*Exercise objective*
Send back the records in full, character for character.

*Stored data*
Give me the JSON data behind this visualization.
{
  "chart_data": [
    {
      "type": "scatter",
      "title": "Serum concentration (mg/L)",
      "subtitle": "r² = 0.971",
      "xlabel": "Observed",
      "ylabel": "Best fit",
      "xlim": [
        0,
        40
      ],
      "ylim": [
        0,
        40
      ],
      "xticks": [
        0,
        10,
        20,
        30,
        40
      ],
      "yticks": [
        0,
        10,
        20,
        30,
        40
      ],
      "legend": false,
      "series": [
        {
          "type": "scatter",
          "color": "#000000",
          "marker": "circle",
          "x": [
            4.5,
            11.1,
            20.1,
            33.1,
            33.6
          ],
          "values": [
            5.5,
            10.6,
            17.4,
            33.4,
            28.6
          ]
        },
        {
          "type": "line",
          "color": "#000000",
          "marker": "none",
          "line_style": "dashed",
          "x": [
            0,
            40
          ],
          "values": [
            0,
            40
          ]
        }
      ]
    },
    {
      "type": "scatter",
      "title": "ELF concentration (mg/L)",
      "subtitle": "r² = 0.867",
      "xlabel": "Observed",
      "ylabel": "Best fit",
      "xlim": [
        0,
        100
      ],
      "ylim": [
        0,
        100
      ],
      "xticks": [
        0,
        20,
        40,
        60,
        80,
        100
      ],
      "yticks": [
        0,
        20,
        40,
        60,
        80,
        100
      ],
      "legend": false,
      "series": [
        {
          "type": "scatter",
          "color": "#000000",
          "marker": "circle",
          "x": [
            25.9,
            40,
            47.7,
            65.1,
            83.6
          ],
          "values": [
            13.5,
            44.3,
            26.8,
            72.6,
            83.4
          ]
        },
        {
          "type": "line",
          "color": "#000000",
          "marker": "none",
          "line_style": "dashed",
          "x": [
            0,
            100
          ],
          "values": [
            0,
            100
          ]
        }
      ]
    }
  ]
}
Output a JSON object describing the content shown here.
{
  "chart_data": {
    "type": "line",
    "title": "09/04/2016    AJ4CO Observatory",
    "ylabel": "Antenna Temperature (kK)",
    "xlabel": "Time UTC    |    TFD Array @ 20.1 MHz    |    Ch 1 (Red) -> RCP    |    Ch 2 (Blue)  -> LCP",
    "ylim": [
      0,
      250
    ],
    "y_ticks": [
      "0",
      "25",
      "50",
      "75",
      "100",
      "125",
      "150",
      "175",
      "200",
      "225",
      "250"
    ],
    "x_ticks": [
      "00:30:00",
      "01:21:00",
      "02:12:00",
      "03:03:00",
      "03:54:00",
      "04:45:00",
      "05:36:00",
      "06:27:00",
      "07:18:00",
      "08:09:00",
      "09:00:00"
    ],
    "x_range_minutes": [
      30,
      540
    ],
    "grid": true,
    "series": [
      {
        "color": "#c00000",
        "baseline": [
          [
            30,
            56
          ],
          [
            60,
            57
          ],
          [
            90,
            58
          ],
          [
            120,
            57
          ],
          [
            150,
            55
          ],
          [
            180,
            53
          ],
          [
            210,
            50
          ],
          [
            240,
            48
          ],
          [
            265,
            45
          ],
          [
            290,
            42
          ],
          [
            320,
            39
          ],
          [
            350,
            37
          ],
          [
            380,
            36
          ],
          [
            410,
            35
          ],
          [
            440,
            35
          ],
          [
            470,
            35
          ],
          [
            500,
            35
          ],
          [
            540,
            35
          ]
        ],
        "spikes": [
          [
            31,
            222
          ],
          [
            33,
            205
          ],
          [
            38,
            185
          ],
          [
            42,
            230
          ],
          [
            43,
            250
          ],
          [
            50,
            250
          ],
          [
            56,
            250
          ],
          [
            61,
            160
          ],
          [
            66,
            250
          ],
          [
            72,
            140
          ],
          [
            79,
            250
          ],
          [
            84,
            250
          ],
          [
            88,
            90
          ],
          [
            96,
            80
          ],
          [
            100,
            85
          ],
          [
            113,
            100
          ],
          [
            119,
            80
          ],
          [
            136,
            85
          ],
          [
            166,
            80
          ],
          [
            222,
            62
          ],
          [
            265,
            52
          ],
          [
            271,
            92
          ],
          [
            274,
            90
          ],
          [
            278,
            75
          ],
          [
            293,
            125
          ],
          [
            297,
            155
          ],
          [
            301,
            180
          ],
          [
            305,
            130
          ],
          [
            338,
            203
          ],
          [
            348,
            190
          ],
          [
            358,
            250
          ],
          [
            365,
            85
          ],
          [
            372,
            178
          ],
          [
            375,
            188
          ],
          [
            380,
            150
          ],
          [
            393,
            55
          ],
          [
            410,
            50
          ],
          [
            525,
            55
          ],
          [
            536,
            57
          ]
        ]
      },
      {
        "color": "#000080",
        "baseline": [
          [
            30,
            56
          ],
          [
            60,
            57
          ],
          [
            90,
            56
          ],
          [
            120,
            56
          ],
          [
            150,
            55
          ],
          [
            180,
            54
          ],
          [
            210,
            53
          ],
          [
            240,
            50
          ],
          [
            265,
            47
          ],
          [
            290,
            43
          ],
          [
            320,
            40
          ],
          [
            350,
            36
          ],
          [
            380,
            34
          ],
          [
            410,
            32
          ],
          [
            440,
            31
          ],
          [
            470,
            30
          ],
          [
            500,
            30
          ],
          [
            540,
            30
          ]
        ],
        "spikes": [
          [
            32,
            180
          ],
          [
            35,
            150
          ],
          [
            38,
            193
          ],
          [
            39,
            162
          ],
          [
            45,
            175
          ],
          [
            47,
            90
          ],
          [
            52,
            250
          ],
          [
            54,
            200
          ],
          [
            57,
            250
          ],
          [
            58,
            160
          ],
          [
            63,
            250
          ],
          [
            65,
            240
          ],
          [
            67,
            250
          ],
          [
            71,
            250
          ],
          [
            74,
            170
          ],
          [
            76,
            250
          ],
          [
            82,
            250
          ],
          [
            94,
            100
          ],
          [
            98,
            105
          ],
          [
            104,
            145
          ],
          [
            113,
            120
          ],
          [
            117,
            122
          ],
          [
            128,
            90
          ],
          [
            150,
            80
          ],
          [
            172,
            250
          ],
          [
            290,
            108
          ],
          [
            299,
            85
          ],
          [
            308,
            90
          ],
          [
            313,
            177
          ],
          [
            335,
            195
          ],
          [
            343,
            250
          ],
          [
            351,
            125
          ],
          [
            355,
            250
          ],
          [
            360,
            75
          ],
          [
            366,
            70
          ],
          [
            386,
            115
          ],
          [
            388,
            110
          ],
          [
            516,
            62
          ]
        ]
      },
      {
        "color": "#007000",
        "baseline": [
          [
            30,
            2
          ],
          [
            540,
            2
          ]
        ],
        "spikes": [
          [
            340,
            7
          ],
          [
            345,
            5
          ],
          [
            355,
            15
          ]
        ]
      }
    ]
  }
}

*Result for this exercise*
Give me the JSON data behind this visualization.
{
  "chart_data": [
    {
      "type": "scatter",
      "title": "Serum concentration (mg/L)",
      "subtitle": "r² = 0.971",
      "xlabel": "Observed",
      "ylabel": "Best fit",
      "xlim": [
        0,
        40
      ],
      "ylim": [
        0,
        40
      ],
      "xticks": [
        0,
        10,
        20,
        30,
        40
      ],
      "yticks": [
        0,
        10,
        20,
        30,
        40
      ],
      "legend": false,
      "series": [
        {
          "type": "scatter",
          "color": "#000000",
          "marker": "circle",
          "x": [
            4.5,
            11.1,
            20.1,
            33.1,
            33.6
          ],
          "values": [
            5.5,
            10.6,
            17.4,
            33.4,
            28.6
          ]
        },
        {
          "type": "line",
          "color": "#000000",
          "marker": "none",
          "line_style": "dashed",
          "x": [
            0,
            40
          ],
          "values": [
            0,
            40
          ]
        }
      ]
    },
    {
      "type": "scatter",
      "title": "ELF concentration (mg/L)",
      "subtitle": "r² = 0.867",
      "xlabel": "Observed",
      "ylabel": "Best fit",
      "xlim": [
        0,
        100
      ],
      "ylim": [
        0,
        100
      ],
      "xticks": [
        0,
        20,
        40,
        60,
        80,
        100
      ],
      "yticks": [
        0,
        20,
        40,
        60,
        80,
        100
      ],
      "legend": false,
      "series": [
        {
          "type": "scatter",
          "color": "#000000",
          "marker": "circle",
          "x": [
            25.9,
            40,
            47.7,
            65.1,
            83.6
          ],
          "values": [
            13.5,
            44.3,
            26.8,
            72.6,
            83.4
          ]
        },
        {
          "type": "line",
          "color": "#000000",
          "marker": "none",
          "line_style": "dashed",
          "x": [
            0,
            100
          ],
          "values": [
            0,
            100
          ]
        }
      ]
    }
  ]
}
Output a JSON object describing the content shown here.
{
  "chart_data": {
    "type": "line",
    "title": "09/04/2016    AJ4CO Observatory",
    "ylabel": "Antenna Temperature (kK)",
    "xlabel": "Time UTC    |    TFD Array @ 20.1 MHz    |    Ch 1 (Red) -> RCP    |    Ch 2 (Blue)  -> LCP",
    "ylim": [
      0,
      250
    ],
    "y_ticks": [
      "0",
      "25",
      "50",
      "75",
      "100",
      "125",
      "150",
      "175",
      "200",
      "225",
      "250"
    ],
    "x_ticks": [
      "00:30:00",
      "01:21:00",
      "02:12:00",
      "03:03:00",
      "03:54:00",
      "04:45:00",
      "05:36:00",
      "06:27:00",
      "07:18:00",
      "08:09:00",
      "09:00:00"
    ],
    "x_range_minutes": [
      30,
      540
    ],
    "grid": true,
    "series": [
      {
        "color": "#c00000",
        "baseline": [
          [
            30,
            56
          ],
          [
            60,
            57
          ],
          [
            90,
            58
          ],
          [
            120,
            57
          ],
          [
            150,
            55
          ],
          [
            180,
            53
          ],
          [
            210,
            50
          ],
          [
            240,
            48
          ],
          [
            265,
            45
          ],
          [
            290,
            42
          ],
          [
            320,
            39
          ],
          [
            350,
            37
          ],
          [
            380,
            36
          ],
          [
            410,
            35
          ],
          [
            440,
            35
          ],
          [
            470,
            35
          ],
          [
            500,
            35
          ],
          [
            540,
            35
          ]
        ],
        "spikes": [
          [
            31,
            222
          ],
          [
            33,
            205
          ],
          [
            38,
            185
          ],
          [
            42,
            230
          ],
          [
            43,
            250
          ],
          [
            50,
            250
          ],
          [
            56,
            250
          ],
          [
            61,
            160
          ],
          [
            66,
            250
          ],
          [
            72,
            140
          ],
          [
            79,
            250
          ],
          [
            84,
            250
          ],
          [
            88,
            90
          ],
          [
            96,
            80
          ],
          [
            100,
            85
          ],
          [
            113,
            100
          ],
          [
            119,
            80
          ],
          [
            136,
            85
          ],
          [
            166,
            80
          ],
          [
            222,
            62
          ],
          [
            265,
            52
          ],
          [
            271,
            92
          ],
          [
            274,
            90
          ],
          [
            278,
            75
          ],
          [
            293,
            125
          ],
          [
            297,
            155
          ],
          [
            301,
            180
          ],
          [
            305,
            130
          ],
          [
            338,
            203
          ],
          [
            348,
            190
          ],
          [
            358,
            250
          ],
          [
            365,
            85
          ],
          [
            372,
            178
          ],
          [
            375,
            188
          ],
          [
            380,
            150
          ],
          [
            393,
            55
          ],
          [
            410,
            50
          ],
          [
            525,
            55
          ],
          [
            536,
            57
          ]
        ]
      },
      {
        "color": "#000080",
        "baseline": [
          [
            30,
            56
          ],
          [
            60,
            57
          ],
          [
            90,
            56
          ],
          [
            120,
            56
          ],
          [
            150,
            55
          ],
          [
            180,
            54
          ],
          [
            210,
            53
          ],
          [
            240,
            50
          ],
          [
            265,
            47
          ],
          [
            290,
            43
          ],
          [
            320,
            40
          ],
          [
            350,
            36
          ],
          [
            380,
            34
          ],
          [
            410,
            32
          ],
          [
            440,
            31
          ],
          [
            470,
            30
          ],
          [
            500,
            30
          ],
          [
            540,
            30
          ]
        ],
        "spikes": [
          [
            32,
            180
          ],
          [
            35,
            150
          ],
          [
            38,
            193
          ],
          [
            39,
            162
          ],
          [
            45,
            175
          ],
          [
            47,
            90
          ],
          [
            52,
            250
          ],
          [
            54,
            200
          ],
          [
            57,
            250
          ],
          [
            58,
            160
          ],
          [
            63,
            250
          ],
          [
            65,
            240
          ],
          [
            67,
            250
          ],
          [
            71,
            250
          ],
          [
            74,
            170
          ],
          [
            76,
            250
          ],
          [
            82,
            250
          ],
          [
            94,
            100
          ],
          [
            98,
            105
          ],
          [
            104,
            145
          ],
          [
            113,
            120
          ],
          [
            117,
            122
          ],
          [
            128,
            90
          ],
          [
            150,
            80
          ],
          [
            172,
            250
          ],
          [
            290,
            108
          ],
          [
            299,
            85
          ],
          [
            308,
            90
          ],
          [
            313,
            177
          ],
          [
            335,
            195
          ],
          [
            343,
            250
          ],
          [
            351,
            125
          ],
          [
            355,
            250
          ],
          [
            360,
            75
          ],
          [
            366,
            70
          ],
          [
            386,
            115
          ],
          [
            388,
            110
          ],
          [
            516,
            62
          ]
        ]
      },
      {
        "color": "#007000",
        "baseline": [
          [
            30,
            2
          ],
          [
            540,
            2
          ]
        ],
        "spikes": [
          [
            340,
            7
          ],
          [
            345,
            5
          ],
          [
            355,
            15
          ]
        ]
      }
    ]
  }
}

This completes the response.